■ **Set problem**:
Below are some entries. Output each one exactly as it appears.

■ **Records supplied**:
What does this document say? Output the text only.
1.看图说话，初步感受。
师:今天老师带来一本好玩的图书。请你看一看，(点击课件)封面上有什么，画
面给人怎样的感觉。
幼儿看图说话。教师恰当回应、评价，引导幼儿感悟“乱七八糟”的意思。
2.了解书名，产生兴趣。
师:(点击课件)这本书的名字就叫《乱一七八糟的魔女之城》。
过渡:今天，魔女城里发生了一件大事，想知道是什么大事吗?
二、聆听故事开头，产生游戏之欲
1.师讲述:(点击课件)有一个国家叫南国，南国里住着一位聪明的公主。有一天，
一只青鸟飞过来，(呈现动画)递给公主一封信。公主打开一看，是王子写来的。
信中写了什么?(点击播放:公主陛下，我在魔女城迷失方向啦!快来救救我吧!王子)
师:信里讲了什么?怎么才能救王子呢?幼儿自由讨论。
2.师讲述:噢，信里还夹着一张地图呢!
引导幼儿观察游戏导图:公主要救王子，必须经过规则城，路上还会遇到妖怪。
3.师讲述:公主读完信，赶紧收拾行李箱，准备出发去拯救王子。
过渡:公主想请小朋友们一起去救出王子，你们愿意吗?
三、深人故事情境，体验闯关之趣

■ **Solution to the exercise**:
What does this document say? Output the text only.
1.看图说话，初步感受。
师:今天老师带来一本好玩的图书。请你看一看，(点击课件)封面上有什么，画
面给人怎样的感觉。
幼儿看图说话。教师恰当回应、评价，引导幼儿感悟“乱七八糟”的意思。
2.了解书名，产生兴趣。
师:(点击课件)这本书的名字就叫《乱一七八糟的魔女之城》。
过渡:今天，魔女城里发生了一件大事，想知道是什么大事吗?
二、聆听故事开头，产生游戏之欲
1.师讲述:(点击课件)有一个国家叫南国，南国里住着一位聪明的公主。有一天，
一只青鸟飞过来，(呈现动画)递给公主一封信。公主打开一看，是王子写来的。
信中写了什么?(点击播放:公主陛下，我在魔女城迷失方向啦!快来救救我吧!王子)
师:信里讲了什么?怎么才能救王子呢?幼儿自由讨论。
2.师讲述:噢，信里还夹着一张地图呢!
引导幼儿观察游戏导图:公主要救王子，必须经过规则城，路上还会遇到妖怪。
3.师讲述:公主读完信，赶紧收拾行李箱，准备出发去拯救王子。
过渡:公主想请小朋友们一起去救出王子，你们愿意吗?
三、深人故事情境，体验闯关之趣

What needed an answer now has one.